→ **Exercise prompt**:
Copy out the entries below in full and exactly.

___ Dataset excerpts

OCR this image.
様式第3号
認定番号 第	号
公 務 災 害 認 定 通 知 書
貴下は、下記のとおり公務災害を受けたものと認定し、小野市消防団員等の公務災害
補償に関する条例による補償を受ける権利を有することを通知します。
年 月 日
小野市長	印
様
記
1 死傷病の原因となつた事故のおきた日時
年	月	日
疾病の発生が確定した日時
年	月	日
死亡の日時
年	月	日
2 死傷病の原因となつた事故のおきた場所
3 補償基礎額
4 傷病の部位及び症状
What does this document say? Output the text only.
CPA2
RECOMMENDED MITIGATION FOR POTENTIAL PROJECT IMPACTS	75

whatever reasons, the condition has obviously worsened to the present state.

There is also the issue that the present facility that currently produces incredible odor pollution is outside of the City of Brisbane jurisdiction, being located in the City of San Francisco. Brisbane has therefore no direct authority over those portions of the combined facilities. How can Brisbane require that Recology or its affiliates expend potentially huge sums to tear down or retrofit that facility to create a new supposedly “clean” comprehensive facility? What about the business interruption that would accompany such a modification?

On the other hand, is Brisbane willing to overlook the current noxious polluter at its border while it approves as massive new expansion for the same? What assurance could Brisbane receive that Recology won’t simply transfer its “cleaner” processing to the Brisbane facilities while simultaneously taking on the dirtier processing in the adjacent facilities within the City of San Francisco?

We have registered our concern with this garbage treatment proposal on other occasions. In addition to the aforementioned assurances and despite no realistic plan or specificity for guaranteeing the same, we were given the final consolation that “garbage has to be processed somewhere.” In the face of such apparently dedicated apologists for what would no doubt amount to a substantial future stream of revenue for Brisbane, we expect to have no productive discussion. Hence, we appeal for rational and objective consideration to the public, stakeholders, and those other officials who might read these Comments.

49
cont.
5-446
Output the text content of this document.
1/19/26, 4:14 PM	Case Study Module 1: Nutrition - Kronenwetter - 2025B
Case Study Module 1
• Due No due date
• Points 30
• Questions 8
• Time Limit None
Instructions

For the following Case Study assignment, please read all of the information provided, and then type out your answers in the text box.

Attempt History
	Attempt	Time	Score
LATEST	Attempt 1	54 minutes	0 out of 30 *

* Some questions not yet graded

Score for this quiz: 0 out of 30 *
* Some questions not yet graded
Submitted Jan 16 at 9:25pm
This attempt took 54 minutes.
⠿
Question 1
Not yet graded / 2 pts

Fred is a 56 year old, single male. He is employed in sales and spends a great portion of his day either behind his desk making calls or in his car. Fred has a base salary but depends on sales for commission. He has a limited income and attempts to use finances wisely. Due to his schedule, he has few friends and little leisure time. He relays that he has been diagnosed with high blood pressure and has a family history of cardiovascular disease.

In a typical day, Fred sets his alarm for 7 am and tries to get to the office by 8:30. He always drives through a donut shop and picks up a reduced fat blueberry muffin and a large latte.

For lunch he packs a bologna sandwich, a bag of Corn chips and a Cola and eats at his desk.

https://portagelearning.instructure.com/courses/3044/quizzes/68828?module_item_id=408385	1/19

______

→ **Result of this exercise**:
OCR this image.
様式第3号
認定番号 第	号
公 務 災 害 認 定 通 知 書
貴下は、下記のとおり公務災害を受けたものと認定し、小野市消防団員等の公務災害
補償に関する条例による補償を受ける権利を有することを通知します。
年 月 日
小野市長	印
様
記
1 死傷病の原因となつた事故のおきた日時
年	月	日
疾病の発生が確定した日時
年	月	日
死亡の日時
年	月	日
2 死傷病の原因となつた事故のおきた場所
3 補償基礎額
4 傷病の部位及び症状
What does this document say? Output the text only.
CPA2
RECOMMENDED MITIGATION FOR POTENTIAL PROJECT IMPACTS	75

whatever reasons, the condition has obviously worsened to the present state.

There is also the issue that the present facility that currently produces incredible odor pollution is outside of the City of Brisbane jurisdiction, being located in the City of San Francisco. Brisbane has therefore no direct authority over those portions of the combined facilities. How can Brisbane require that Recology or its affiliates expend potentially huge sums to tear down or retrofit that facility to create a new supposedly “clean” comprehensive facility? What about the business interruption that would accompany such a modification?

On the other hand, is Brisbane willing to overlook the current noxious polluter at its border while it approves as massive new expansion for the same? What assurance could Brisbane receive that Recology won’t simply transfer its “cleaner” processing to the Brisbane facilities while simultaneously taking on the dirtier processing in the adjacent facilities within the City of San Francisco?

We have registered our concern with this garbage treatment proposal on other occasions. In addition to the aforementioned assurances and despite no realistic plan or specificity for guaranteeing the same, we were given the final consolation that “garbage has to be processed somewhere.” In the face of such apparently dedicated apologists for what would no doubt amount to a substantial future stream of revenue for Brisbane, we expect to have no productive discussion. Hence, we appeal for rational and objective consideration to the public, stakeholders, and those other officials who might read these Comments.

49
cont.
5-446
Output the text content of this document.
1/19/26, 4:14 PM	Case Study Module 1: Nutrition - Kronenwetter - 2025B
Case Study Module 1
• Due No due date
• Points 30
• Questions 8
• Time Limit None
Instructions

For the following Case Study assignment, please read all of the information provided, and then type out your answers in the text box.

Attempt History
	Attempt	Time	Score
LATEST	Attempt 1	54 minutes	0 out of 30 *

* Some questions not yet graded

Score for this quiz: 0 out of 30 *
* Some questions not yet graded
Submitted Jan 16 at 9:25pm
This attempt took 54 minutes.
⠿
Question 1
Not yet graded / 2 pts

Fred is a 56 year old, single male. He is employed in sales and spends a great portion of his day either behind his desk making calls or in his car. Fred has a base salary but depends on sales for commission. He has a limited income and attempts to use finances wisely. Due to his schedule, he has few friends and little leisure time. He relays that he has been diagnosed with high blood pressure and has a family history of cardiovascular disease.

In a typical day, Fred sets his alarm for 7 am and tries to get to the office by 8:30. He always drives through a donut shop and picks up a reduced fat blueberry muffin and a large latte.

For lunch he packs a bologna sandwich, a bag of Corn chips and a Cola and eats at his desk.

https://portagelearning.instructure.com/courses/3044/quizzes/68828?module_item_id=408385	1/19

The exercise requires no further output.